Entries from a dataset
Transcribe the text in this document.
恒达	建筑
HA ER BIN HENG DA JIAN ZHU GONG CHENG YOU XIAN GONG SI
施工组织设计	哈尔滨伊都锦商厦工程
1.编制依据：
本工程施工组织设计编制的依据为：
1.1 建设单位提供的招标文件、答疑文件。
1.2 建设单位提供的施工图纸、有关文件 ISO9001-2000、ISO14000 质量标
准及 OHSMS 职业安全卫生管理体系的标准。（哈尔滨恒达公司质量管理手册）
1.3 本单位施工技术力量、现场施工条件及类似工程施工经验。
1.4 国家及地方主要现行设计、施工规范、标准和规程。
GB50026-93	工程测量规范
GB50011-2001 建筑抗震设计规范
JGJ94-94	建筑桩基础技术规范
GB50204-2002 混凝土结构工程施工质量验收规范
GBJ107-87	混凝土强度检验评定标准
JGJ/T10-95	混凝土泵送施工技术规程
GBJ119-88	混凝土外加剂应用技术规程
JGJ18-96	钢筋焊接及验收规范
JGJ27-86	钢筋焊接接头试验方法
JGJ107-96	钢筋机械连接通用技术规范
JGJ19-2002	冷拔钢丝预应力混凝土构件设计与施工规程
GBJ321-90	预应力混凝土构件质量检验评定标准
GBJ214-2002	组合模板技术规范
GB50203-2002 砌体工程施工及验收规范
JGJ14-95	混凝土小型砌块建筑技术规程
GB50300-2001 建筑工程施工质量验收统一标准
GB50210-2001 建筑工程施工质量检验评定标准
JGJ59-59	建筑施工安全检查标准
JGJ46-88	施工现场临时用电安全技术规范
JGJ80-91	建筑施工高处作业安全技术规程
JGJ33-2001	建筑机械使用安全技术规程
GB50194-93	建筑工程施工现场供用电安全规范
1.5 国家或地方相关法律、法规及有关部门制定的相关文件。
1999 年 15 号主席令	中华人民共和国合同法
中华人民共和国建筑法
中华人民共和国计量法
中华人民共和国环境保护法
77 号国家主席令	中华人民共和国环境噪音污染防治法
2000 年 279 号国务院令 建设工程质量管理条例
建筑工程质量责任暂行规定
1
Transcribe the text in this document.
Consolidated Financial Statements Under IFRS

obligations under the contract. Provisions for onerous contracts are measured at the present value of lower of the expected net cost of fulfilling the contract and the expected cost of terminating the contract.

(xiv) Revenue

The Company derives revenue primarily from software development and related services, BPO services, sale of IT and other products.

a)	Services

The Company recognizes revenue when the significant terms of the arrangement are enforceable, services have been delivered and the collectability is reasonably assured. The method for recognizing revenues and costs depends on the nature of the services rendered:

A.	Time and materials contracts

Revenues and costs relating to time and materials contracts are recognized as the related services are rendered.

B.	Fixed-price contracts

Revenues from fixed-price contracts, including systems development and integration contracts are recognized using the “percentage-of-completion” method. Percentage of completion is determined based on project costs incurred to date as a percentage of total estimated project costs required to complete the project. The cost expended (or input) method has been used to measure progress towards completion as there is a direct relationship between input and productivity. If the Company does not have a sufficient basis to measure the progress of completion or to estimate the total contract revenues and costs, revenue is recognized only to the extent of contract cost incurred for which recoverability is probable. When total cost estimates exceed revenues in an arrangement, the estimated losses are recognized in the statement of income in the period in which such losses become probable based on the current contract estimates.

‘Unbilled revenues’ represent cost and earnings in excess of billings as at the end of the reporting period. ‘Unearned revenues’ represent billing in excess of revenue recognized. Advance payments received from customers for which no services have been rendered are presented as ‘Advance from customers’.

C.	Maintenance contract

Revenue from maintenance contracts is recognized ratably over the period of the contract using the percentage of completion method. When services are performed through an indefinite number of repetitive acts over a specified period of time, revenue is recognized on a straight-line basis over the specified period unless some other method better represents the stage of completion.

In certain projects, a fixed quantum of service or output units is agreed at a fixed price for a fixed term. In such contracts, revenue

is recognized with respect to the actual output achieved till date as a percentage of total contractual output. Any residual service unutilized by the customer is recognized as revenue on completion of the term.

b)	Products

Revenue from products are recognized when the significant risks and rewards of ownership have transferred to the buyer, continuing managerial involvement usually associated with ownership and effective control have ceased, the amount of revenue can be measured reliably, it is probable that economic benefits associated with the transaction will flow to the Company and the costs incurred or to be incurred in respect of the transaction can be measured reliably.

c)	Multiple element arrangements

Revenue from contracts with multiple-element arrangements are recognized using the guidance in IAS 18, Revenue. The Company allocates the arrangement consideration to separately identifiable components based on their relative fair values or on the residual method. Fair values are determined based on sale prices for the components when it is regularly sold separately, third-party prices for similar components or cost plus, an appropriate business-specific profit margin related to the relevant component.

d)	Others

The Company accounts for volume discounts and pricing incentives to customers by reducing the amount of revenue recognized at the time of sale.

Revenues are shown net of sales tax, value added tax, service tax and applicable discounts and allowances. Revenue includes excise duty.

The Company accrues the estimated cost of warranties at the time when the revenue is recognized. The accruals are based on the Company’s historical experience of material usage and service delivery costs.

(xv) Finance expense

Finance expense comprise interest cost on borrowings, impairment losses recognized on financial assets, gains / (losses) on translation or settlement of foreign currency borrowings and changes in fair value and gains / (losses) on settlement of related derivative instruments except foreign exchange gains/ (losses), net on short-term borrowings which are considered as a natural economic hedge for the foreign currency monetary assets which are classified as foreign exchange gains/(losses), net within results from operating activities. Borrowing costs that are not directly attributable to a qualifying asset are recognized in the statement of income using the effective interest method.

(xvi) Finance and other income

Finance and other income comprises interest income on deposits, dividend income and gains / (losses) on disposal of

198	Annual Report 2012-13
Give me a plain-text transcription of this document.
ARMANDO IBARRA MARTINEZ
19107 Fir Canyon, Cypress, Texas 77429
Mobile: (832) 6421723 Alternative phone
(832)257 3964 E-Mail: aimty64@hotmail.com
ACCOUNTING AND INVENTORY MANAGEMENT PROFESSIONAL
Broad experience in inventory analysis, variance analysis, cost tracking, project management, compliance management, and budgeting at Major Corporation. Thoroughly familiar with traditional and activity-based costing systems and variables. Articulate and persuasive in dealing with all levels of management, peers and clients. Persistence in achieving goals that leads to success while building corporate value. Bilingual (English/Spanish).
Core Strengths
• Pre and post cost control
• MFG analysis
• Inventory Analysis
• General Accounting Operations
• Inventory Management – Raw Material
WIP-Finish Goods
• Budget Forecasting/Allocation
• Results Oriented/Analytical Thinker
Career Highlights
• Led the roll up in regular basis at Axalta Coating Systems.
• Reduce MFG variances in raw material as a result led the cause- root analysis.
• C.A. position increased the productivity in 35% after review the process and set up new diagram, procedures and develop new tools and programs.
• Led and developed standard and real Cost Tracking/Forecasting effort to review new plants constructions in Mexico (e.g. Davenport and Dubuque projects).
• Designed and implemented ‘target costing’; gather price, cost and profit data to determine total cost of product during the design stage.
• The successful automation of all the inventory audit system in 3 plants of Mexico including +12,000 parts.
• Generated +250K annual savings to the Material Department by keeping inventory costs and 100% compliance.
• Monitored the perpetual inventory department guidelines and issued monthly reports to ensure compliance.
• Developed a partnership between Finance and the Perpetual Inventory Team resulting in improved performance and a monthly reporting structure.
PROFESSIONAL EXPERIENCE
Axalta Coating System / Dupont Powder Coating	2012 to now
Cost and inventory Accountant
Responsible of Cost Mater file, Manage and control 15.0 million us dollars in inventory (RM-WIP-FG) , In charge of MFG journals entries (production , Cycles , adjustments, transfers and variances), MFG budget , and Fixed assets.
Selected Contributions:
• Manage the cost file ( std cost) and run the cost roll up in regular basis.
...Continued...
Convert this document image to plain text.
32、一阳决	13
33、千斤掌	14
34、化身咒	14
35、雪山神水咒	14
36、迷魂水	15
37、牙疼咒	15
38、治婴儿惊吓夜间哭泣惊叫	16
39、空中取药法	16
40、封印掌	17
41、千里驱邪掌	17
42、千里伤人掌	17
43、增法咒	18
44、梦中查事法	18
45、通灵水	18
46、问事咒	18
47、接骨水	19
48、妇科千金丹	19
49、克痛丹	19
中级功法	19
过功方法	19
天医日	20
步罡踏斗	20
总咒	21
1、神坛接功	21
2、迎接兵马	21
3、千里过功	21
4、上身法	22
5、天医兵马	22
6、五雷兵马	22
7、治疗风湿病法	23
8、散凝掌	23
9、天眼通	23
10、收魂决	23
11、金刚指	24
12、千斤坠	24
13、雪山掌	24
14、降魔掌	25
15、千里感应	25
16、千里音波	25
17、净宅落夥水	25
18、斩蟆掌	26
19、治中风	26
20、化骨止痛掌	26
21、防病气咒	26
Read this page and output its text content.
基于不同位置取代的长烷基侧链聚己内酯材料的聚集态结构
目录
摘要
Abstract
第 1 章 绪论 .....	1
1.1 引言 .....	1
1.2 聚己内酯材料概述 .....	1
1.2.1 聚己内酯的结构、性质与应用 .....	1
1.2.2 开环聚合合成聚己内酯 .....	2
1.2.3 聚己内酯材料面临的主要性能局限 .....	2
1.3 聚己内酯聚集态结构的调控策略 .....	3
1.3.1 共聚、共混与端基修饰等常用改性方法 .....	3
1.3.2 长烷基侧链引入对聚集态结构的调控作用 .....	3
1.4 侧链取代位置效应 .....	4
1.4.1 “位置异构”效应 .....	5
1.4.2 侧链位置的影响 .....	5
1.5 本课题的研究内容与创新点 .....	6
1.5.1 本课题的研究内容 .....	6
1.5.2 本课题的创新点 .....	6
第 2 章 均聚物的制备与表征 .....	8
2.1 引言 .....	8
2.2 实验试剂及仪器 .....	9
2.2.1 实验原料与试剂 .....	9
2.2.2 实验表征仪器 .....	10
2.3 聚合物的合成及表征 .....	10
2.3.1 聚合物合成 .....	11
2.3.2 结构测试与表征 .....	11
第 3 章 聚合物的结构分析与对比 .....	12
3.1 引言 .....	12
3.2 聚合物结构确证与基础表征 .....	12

Goal of the exercise
Extract every line from the one containing "Convert this document image to plain text." through the last line of the data, inclusive, exactly as written.

Reply
Convert this document image to plain text.
32、一阳决	13
33、千斤掌	14
34、化身咒	14
35、雪山神水咒	14
36、迷魂水	15
37、牙疼咒	15
38、治婴儿惊吓夜间哭泣惊叫	16
39、空中取药法	16
40、封印掌	17
41、千里驱邪掌	17
42、千里伤人掌	17
43、增法咒	18
44、梦中查事法	18
45、通灵水	18
46、问事咒	18
47、接骨水	19
48、妇科千金丹	19
49、克痛丹	19
中级功法	19
过功方法	19
天医日	20
步罡踏斗	20
总咒	21
1、神坛接功	21
2、迎接兵马	21
3、千里过功	21
4、上身法	22
5、天医兵马	22
6、五雷兵马	22
7、治疗风湿病法	23
8、散凝掌	23
9、天眼通	23
10、收魂决	23
11、金刚指	24
12、千斤坠	24
13、雪山掌	24
14、降魔掌	25
15、千里感应	25
16、千里音波	25
17、净宅落夥水	25
18、斩蟆掌	26
19、治中风	26
20、化骨止痛掌	26
21、防病气咒	26
Read this page and output its text content.
基于不同位置取代的长烷基侧链聚己内酯材料的聚集态结构
目录
摘要
Abstract
第 1 章 绪论 .....	1
1.1 引言 .....	1
1.2 聚己内酯材料概述 .....	1
1.2.1 聚己内酯的结构、性质与应用 .....	1
1.2.2 开环聚合合成聚己内酯 .....	2
1.2.3 聚己内酯材料面临的主要性能局限 .....	2
1.3 聚己内酯聚集态结构的调控策略 .....	3
1.3.1 共聚、共混与端基修饰等常用改性方法 .....	3
1.3.2 长烷基侧链引入对聚集态结构的调控作用 .....	3
1.4 侧链取代位置效应 .....	4
1.4.1 “位置异构”效应 .....	5
1.4.2 侧链位置的影响 .....	5
1.5 本课题的研究内容与创新点 .....	6
1.5.1 本课题的研究内容 .....	6
1.5.2 本课题的创新点 .....	6
第 2 章 均聚物的制备与表征 .....	8
2.1 引言 .....	8
2.2 实验试剂及仪器 .....	9
2.2.1 实验原料与试剂 .....	9
2.2.2 实验表征仪器 .....	10
2.3 聚合物的合成及表征 .....	10
2.3.1 聚合物合成 .....	11
2.3.2 结构测试与表征 .....	11
第 3 章 聚合物的结构分析与对比 .....	12
3.1 引言 .....	12
3.2 聚合物结构确证与基础表征 .....	12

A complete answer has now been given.